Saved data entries

++++

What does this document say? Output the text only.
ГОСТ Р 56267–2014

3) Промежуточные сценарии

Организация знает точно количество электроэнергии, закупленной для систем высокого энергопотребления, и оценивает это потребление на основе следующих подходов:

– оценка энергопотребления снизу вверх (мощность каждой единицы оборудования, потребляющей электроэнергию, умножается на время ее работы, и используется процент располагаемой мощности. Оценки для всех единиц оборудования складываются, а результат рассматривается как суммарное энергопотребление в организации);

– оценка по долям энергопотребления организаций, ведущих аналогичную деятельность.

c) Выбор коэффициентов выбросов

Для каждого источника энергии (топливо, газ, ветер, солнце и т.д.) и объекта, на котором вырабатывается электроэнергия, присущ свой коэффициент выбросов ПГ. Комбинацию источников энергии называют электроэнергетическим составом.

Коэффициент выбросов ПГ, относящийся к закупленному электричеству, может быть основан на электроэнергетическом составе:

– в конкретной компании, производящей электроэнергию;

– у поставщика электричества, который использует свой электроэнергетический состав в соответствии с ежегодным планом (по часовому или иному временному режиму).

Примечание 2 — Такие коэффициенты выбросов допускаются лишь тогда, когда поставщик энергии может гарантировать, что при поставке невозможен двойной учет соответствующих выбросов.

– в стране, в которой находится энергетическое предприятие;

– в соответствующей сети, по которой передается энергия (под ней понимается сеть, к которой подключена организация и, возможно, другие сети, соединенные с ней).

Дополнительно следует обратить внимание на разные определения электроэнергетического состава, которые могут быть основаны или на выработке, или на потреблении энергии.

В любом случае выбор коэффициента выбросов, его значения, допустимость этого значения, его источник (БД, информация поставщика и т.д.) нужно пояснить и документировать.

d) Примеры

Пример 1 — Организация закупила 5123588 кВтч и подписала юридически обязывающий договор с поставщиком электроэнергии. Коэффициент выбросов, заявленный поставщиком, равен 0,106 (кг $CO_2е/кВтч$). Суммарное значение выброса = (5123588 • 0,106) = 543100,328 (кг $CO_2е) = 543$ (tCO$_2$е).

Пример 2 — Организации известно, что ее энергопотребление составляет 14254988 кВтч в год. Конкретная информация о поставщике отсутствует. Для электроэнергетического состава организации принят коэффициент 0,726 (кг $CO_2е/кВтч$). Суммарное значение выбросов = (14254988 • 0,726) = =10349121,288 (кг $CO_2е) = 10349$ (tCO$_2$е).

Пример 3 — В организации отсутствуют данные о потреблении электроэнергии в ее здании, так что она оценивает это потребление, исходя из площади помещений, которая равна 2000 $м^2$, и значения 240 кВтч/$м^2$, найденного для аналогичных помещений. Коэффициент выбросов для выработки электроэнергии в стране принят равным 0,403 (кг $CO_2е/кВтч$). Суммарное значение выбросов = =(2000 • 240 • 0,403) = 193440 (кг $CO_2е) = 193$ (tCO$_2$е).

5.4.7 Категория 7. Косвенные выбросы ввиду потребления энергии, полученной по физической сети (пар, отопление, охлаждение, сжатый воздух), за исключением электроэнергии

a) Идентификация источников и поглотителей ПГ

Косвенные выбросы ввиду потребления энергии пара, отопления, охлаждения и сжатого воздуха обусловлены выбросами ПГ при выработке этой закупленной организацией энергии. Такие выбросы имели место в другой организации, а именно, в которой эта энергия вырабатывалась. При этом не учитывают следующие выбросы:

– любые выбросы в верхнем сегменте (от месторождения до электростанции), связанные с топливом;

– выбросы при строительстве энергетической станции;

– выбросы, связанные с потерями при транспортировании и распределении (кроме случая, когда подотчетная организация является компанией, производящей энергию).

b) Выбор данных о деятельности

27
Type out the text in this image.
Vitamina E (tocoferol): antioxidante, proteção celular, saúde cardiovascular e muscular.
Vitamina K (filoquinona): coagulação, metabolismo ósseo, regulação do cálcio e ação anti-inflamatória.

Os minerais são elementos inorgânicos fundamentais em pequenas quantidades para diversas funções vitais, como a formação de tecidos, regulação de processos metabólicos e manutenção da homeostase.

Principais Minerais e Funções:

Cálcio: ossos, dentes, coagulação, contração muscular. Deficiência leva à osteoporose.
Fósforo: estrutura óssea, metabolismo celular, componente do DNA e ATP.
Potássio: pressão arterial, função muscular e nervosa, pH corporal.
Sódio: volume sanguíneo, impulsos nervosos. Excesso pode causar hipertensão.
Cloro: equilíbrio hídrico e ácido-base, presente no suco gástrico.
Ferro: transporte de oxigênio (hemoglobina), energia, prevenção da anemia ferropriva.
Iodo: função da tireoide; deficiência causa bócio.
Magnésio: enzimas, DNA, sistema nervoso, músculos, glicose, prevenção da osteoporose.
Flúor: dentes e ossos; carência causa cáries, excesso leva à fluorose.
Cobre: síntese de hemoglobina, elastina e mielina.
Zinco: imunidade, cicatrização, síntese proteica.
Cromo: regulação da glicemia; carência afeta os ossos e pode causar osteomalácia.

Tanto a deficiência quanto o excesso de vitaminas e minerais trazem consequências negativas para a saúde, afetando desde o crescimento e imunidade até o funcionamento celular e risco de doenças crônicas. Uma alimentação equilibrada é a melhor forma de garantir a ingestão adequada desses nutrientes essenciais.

++++

Print the material above once more, exactly.

What does this document say? Output the text only.
ГОСТ Р 56267–2014

3) Промежуточные сценарии

Организация знает точно количество электроэнергии, закупленной для систем высокого энергопотребления, и оценивает это потребление на основе следующих подходов:

– оценка энергопотребления снизу вверх (мощность каждой единицы оборудования, потребляющей электроэнергию, умножается на время ее работы, и используется процент располагаемой мощности. Оценки для всех единиц оборудования складываются, а результат рассматривается как суммарное энергопотребление в организации);

– оценка по долям энергопотребления организаций, ведущих аналогичную деятельность.

c) Выбор коэффициентов выбросов

Для каждого источника энергии (топливо, газ, ветер, солнце и т.д.) и объекта, на котором вырабатывается электроэнергия, присущ свой коэффициент выбросов ПГ. Комбинацию источников энергии называют электроэнергетическим составом.

Коэффициент выбросов ПГ, относящийся к закупленному электричеству, может быть основан на электроэнергетическом составе:

– в конкретной компании, производящей электроэнергию;

– у поставщика электричества, который использует свой электроэнергетический состав в соответствии с ежегодным планом (по часовому или иному временному режиму).

Примечание 2 — Такие коэффициенты выбросов допускаются лишь тогда, когда поставщик энергии может гарантировать, что при поставке невозможен двойной учет соответствующих выбросов.

– в стране, в которой находится энергетическое предприятие;

– в соответствующей сети, по которой передается энергия (под ней понимается сеть, к которой подключена организация и, возможно, другие сети, соединенные с ней).

Дополнительно следует обратить внимание на разные определения электроэнергетического состава, которые могут быть основаны или на выработке, или на потреблении энергии.

В любом случае выбор коэффициента выбросов, его значения, допустимость этого значения, его источник (БД, информация поставщика и т.д.) нужно пояснить и документировать.

d) Примеры

Пример 1 — Организация закупила 5123588 кВтч и подписала юридически обязывающий договор с поставщиком электроэнергии. Коэффициент выбросов, заявленный поставщиком, равен 0,106 (кг $CO_2е/кВтч$). Суммарное значение выброса = (5123588 • 0,106) = 543100,328 (кг $CO_2е) = 543$ (tCO$_2$е).

Пример 2 — Организации известно, что ее энергопотребление составляет 14254988 кВтч в год. Конкретная информация о поставщике отсутствует. Для электроэнергетического состава организации принят коэффициент 0,726 (кг $CO_2е/кВтч$). Суммарное значение выбросов = (14254988 • 0,726) = =10349121,288 (кг $CO_2е) = 10349$ (tCO$_2$е).

Пример 3 — В организации отсутствуют данные о потреблении электроэнергии в ее здании, так что она оценивает это потребление, исходя из площади помещений, которая равна 2000 $м^2$, и значения 240 кВтч/$м^2$, найденного для аналогичных помещений. Коэффициент выбросов для выработки электроэнергии в стране принят равным 0,403 (кг $CO_2е/кВтч$). Суммарное значение выбросов = =(2000 • 240 • 0,403) = 193440 (кг $CO_2е) = 193$ (tCO$_2$е).

5.4.7 Категория 7. Косвенные выбросы ввиду потребления энергии, полученной по физической сети (пар, отопление, охлаждение, сжатый воздух), за исключением электроэнергии

a) Идентификация источников и поглотителей ПГ

Косвенные выбросы ввиду потребления энергии пара, отопления, охлаждения и сжатого воздуха обусловлены выбросами ПГ при выработке этой закупленной организацией энергии. Такие выбросы имели место в другой организации, а именно, в которой эта энергия вырабатывалась. При этом не учитывают следующие выбросы:

– любые выбросы в верхнем сегменте (от месторождения до электростанции), связанные с топливом;

– выбросы при строительстве энергетической станции;

– выбросы, связанные с потерями при транспортировании и распределении (кроме случая, когда подотчетная организация является компанией, производящей энергию).

b) Выбор данных о деятельности

27
Type out the text in this image.
Vitamina E (tocoferol): antioxidante, proteção celular, saúde cardiovascular e muscular.
Vitamina K (filoquinona): coagulação, metabolismo ósseo, regulação do cálcio e ação anti-inflamatória.

Os minerais são elementos inorgânicos fundamentais em pequenas quantidades para diversas funções vitais, como a formação de tecidos, regulação de processos metabólicos e manutenção da homeostase.

Principais Minerais e Funções:

Cálcio: ossos, dentes, coagulação, contração muscular. Deficiência leva à osteoporose.
Fósforo: estrutura óssea, metabolismo celular, componente do DNA e ATP.
Potássio: pressão arterial, função muscular e nervosa, pH corporal.
Sódio: volume sanguíneo, impulsos nervosos. Excesso pode causar hipertensão.
Cloro: equilíbrio hídrico e ácido-base, presente no suco gástrico.
Ferro: transporte de oxigênio (hemoglobina), energia, prevenção da anemia ferropriva.
Iodo: função da tireoide; deficiência causa bócio.
Magnésio: enzimas, DNA, sistema nervoso, músculos, glicose, prevenção da osteoporose.
Flúor: dentes e ossos; carência causa cáries, excesso leva à fluorose.
Cobre: síntese de hemoglobina, elastina e mielina.
Zinco: imunidade, cicatrização, síntese proteica.
Cromo: regulação da glicemia; carência afeta os ossos e pode causar osteomalácia.

Tanto a deficiência quanto o excesso de vitaminas e minerais trazem consequências negativas para a saúde, afetando desde o crescimento e imunidade até o funcionamento celular e risco de doenças crônicas. Uma alimentação equilibrada é a melhor forma de garantir a ingestão adequada desses nutrientes essenciais.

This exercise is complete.